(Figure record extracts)

*-*-*

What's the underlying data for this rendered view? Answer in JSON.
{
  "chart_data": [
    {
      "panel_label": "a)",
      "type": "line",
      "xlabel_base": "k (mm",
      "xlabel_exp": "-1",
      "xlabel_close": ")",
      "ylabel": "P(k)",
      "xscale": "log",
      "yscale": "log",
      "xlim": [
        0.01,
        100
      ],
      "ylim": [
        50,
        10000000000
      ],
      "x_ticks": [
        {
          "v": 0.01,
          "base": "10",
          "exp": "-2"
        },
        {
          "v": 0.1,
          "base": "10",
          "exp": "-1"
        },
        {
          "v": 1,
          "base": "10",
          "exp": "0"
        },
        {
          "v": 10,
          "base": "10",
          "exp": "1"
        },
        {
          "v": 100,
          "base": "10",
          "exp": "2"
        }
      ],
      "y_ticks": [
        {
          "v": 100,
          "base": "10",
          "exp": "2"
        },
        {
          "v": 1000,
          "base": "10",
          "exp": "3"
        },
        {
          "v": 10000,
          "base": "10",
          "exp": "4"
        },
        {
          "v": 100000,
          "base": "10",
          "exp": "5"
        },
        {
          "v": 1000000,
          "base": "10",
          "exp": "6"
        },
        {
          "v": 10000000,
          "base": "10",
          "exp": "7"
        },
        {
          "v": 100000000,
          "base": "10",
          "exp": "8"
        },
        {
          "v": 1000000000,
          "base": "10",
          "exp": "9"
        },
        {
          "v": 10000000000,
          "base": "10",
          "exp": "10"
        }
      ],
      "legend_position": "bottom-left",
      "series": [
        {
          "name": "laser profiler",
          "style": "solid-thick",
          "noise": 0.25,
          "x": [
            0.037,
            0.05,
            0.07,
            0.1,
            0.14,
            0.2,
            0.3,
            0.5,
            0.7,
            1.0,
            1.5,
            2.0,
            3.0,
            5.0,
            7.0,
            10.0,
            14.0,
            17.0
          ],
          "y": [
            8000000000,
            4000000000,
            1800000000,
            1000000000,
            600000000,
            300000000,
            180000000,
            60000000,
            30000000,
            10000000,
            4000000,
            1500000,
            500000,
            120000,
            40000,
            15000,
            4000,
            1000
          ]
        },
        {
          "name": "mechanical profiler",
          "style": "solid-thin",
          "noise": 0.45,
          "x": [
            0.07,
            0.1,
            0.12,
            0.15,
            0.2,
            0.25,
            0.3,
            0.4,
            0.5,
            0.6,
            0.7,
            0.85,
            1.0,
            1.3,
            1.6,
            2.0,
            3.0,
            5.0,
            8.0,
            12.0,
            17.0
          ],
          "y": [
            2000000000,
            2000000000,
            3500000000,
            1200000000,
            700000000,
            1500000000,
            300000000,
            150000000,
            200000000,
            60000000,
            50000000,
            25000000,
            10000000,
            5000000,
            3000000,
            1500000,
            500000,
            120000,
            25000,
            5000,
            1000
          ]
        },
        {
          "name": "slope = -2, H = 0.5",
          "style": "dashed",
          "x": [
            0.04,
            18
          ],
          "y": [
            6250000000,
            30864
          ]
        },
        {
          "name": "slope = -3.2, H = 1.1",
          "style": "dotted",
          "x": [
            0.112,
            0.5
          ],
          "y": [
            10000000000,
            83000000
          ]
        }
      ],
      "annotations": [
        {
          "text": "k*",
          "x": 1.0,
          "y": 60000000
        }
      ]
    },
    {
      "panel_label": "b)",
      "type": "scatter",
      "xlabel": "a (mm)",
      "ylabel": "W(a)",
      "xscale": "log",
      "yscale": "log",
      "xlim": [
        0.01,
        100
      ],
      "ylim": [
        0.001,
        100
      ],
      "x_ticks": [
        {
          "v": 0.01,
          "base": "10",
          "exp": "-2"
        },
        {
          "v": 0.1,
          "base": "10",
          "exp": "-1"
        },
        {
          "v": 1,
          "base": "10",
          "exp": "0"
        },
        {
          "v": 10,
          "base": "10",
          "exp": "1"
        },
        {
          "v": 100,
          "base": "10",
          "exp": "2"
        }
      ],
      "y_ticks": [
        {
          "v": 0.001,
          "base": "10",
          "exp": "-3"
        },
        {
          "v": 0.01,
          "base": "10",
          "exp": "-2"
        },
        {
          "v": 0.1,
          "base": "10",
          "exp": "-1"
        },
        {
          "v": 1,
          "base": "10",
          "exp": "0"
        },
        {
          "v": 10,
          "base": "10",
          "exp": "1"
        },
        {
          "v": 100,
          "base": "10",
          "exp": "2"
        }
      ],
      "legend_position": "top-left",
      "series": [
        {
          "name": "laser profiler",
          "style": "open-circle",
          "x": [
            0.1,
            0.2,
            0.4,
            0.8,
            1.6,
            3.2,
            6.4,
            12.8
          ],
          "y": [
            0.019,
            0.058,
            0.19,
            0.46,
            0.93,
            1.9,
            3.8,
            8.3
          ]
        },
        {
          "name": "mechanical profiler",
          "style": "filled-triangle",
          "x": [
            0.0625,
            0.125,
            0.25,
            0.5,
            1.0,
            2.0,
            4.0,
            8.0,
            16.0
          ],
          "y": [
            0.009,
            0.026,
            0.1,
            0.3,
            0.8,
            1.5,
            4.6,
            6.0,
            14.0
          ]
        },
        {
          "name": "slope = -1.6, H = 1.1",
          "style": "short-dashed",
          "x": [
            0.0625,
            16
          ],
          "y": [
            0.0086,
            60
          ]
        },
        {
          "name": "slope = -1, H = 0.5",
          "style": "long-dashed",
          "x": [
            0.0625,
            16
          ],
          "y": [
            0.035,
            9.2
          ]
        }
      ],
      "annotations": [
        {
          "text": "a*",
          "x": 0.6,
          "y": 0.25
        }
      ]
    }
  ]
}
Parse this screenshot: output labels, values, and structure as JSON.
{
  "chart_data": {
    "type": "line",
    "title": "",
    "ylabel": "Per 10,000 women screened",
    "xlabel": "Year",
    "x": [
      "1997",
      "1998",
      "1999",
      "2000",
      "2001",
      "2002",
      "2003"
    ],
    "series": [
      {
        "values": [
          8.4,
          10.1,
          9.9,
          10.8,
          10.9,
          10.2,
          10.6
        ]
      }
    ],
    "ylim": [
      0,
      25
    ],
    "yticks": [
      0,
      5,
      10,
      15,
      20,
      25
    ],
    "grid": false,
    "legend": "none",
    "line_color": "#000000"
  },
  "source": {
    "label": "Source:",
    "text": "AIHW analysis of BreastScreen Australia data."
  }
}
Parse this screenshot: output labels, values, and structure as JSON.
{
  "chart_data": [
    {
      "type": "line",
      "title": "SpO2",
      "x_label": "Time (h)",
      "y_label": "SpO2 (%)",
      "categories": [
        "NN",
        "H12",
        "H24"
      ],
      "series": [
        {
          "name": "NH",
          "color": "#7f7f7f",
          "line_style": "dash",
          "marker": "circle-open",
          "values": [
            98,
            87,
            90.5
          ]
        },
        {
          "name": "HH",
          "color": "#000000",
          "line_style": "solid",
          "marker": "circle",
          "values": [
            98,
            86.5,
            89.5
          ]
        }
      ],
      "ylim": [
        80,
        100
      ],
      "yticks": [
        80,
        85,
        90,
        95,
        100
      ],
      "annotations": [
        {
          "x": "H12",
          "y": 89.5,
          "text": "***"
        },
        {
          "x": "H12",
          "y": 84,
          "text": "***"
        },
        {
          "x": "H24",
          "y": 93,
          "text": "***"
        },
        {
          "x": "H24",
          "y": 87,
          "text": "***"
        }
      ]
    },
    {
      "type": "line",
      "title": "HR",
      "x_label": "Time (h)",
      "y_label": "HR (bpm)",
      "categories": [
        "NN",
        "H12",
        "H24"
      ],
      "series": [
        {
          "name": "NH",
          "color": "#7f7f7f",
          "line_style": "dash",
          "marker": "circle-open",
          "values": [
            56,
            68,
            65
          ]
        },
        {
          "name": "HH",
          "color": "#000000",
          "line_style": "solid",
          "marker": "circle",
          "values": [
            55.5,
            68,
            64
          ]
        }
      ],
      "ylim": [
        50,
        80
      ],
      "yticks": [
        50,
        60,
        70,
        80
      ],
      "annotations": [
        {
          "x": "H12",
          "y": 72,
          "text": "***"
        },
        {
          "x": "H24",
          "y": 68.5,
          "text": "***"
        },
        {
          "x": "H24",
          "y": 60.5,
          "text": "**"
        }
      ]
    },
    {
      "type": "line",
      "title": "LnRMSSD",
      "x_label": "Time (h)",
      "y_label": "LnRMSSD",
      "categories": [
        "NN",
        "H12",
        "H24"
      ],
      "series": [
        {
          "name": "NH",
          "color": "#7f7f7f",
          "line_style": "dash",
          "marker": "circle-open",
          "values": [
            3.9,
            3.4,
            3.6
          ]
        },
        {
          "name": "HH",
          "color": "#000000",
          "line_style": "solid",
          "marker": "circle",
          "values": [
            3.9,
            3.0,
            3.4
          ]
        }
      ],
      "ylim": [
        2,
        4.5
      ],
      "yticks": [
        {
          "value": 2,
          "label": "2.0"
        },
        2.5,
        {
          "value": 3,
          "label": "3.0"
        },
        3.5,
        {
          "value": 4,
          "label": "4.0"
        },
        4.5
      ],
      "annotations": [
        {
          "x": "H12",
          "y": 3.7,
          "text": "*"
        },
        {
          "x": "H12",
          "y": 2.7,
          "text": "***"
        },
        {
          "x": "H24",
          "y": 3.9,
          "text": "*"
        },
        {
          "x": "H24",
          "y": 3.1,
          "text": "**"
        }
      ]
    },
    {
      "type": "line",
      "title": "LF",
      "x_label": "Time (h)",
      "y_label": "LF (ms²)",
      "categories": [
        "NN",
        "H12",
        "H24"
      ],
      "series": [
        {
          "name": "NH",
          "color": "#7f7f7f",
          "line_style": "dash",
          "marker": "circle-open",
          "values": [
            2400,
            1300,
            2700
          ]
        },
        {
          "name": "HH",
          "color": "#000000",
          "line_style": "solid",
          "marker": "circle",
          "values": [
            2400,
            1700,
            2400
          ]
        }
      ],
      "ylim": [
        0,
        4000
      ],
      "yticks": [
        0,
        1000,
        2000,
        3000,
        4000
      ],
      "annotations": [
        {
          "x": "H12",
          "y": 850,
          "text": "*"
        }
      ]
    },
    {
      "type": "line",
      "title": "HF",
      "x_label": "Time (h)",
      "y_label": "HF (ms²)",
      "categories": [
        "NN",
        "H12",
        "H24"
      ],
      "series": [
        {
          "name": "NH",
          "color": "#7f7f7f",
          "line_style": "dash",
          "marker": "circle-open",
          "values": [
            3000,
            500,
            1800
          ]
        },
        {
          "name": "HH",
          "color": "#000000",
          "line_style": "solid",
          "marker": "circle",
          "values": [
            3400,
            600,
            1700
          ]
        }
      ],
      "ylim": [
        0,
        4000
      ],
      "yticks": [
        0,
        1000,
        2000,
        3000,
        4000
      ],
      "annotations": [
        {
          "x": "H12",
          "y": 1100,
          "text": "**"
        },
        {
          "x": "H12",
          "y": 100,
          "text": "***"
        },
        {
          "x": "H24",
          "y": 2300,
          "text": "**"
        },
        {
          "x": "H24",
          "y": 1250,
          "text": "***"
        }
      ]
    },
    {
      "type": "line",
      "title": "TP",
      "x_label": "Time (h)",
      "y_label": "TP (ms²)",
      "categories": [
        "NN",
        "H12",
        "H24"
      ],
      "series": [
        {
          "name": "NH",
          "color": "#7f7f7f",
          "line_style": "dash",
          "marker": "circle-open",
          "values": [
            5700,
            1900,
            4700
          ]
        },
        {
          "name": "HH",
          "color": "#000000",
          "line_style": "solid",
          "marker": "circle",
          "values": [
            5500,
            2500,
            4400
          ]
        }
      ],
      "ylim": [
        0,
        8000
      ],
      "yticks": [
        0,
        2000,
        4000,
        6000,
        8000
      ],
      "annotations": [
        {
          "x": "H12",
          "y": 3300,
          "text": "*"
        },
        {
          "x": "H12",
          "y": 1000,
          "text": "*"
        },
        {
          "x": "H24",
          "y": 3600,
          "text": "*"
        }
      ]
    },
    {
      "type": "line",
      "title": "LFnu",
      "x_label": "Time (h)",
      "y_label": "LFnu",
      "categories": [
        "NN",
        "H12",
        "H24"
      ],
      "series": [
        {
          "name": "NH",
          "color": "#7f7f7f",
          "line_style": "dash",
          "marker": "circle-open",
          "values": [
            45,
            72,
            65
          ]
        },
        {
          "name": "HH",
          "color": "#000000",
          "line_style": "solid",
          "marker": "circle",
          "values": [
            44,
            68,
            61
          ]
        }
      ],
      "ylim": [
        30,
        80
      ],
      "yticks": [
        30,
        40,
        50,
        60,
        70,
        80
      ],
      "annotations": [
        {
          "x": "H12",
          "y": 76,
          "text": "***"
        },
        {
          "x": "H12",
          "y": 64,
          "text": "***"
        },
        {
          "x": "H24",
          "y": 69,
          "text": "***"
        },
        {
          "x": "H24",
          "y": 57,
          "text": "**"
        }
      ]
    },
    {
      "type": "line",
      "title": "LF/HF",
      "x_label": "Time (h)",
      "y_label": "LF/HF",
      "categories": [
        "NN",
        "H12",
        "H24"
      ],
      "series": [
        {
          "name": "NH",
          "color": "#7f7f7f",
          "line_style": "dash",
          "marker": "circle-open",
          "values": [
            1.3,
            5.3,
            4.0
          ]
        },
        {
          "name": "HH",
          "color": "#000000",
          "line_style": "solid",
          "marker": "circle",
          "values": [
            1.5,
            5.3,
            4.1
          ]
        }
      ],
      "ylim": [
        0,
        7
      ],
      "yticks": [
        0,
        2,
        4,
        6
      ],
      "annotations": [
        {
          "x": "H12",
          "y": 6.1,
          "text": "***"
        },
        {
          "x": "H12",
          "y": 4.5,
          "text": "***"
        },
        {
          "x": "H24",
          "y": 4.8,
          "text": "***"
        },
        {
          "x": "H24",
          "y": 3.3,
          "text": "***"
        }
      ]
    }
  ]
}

*-*-*

◆ STATED GOAL:
Identify the lines in the entries above that contain "left", then copy them out.

◆ WRITTEN ANSWER:
      "legend_position": "bottom-left",
      "legend_position": "top-left",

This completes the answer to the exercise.